--- Records for processing ---

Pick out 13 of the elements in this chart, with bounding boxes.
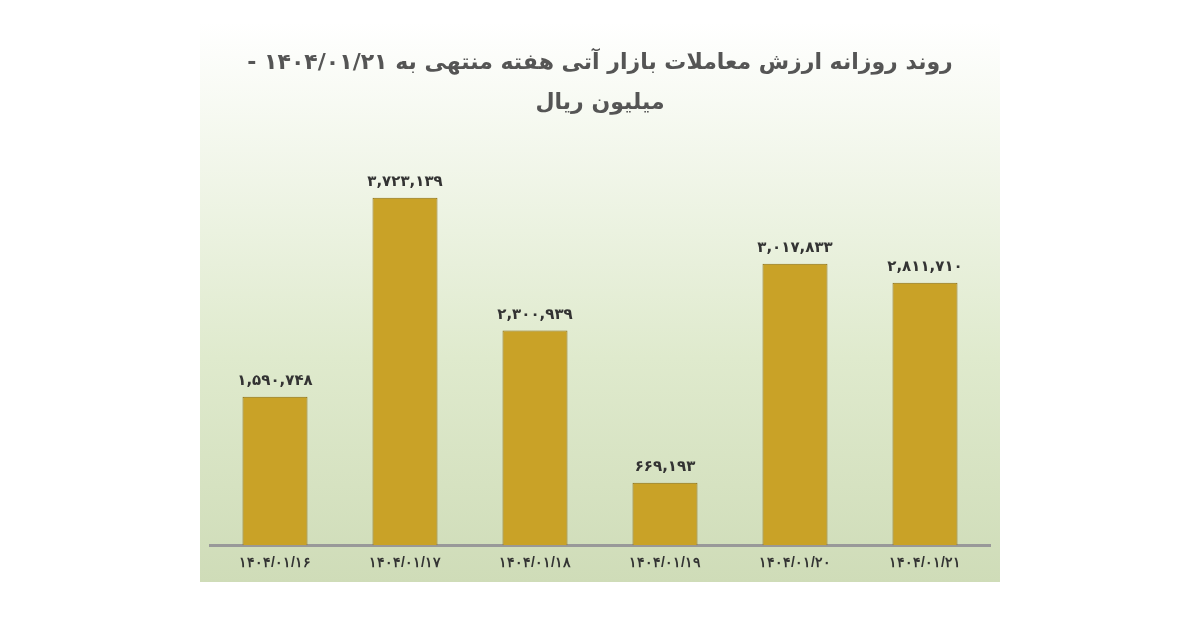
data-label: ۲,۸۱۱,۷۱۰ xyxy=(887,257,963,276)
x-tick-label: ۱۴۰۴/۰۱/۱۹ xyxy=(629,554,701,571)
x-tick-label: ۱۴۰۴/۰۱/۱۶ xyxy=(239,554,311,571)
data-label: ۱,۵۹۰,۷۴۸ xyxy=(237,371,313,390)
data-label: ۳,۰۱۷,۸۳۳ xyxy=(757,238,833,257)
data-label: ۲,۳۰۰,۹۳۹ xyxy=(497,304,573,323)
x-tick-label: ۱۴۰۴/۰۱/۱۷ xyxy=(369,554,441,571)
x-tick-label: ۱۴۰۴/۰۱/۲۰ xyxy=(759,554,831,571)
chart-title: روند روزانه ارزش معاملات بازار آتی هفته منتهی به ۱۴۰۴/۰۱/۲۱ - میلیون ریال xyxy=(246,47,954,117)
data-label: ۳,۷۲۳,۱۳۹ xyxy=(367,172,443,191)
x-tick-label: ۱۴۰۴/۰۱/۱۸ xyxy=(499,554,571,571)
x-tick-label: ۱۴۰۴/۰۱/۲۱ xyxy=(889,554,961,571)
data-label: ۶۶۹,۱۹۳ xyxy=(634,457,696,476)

---

| Task objective |
Rewrite all of the records with "Pick out" changed to "Identify" and nothing else altered. Omit the pictures from your answer.

| The completed task |
Identify 13 of the elements in this chart, with bounding boxes.
data-label: ۲,۸۱۱,۷۱۰ xyxy=(887,257,963,276)
x-tick-label: ۱۴۰۴/۰۱/۱۹ xyxy=(629,554,701,571)
x-tick-label: ۱۴۰۴/۰۱/۱۶ xyxy=(239,554,311,571)
data-label: ۱,۵۹۰,۷۴۸ xyxy=(237,371,313,390)
data-label: ۳,۰۱۷,۸۳۳ xyxy=(757,238,833,257)
data-label: ۲,۳۰۰,۹۳۹ xyxy=(497,304,573,323)
x-tick-label: ۱۴۰۴/۰۱/۱۷ xyxy=(369,554,441,571)
x-tick-label: ۱۴۰۴/۰۱/۲۰ xyxy=(759,554,831,571)
chart-title: روند روزانه ارزش معاملات بازار آتی هفته منتهی به ۱۴۰۴/۰۱/۲۱ - میلیون ریال xyxy=(246,47,954,117)
data-label: ۳,۷۲۳,۱۳۹ xyxy=(367,172,443,191)
x-tick-label: ۱۴۰۴/۰۱/۱۸ xyxy=(499,554,571,571)
x-tick-label: ۱۴۰۴/۰۱/۲۱ xyxy=(889,554,961,571)
data-label: ۶۶۹,۱۹۳ xyxy=(634,457,696,476)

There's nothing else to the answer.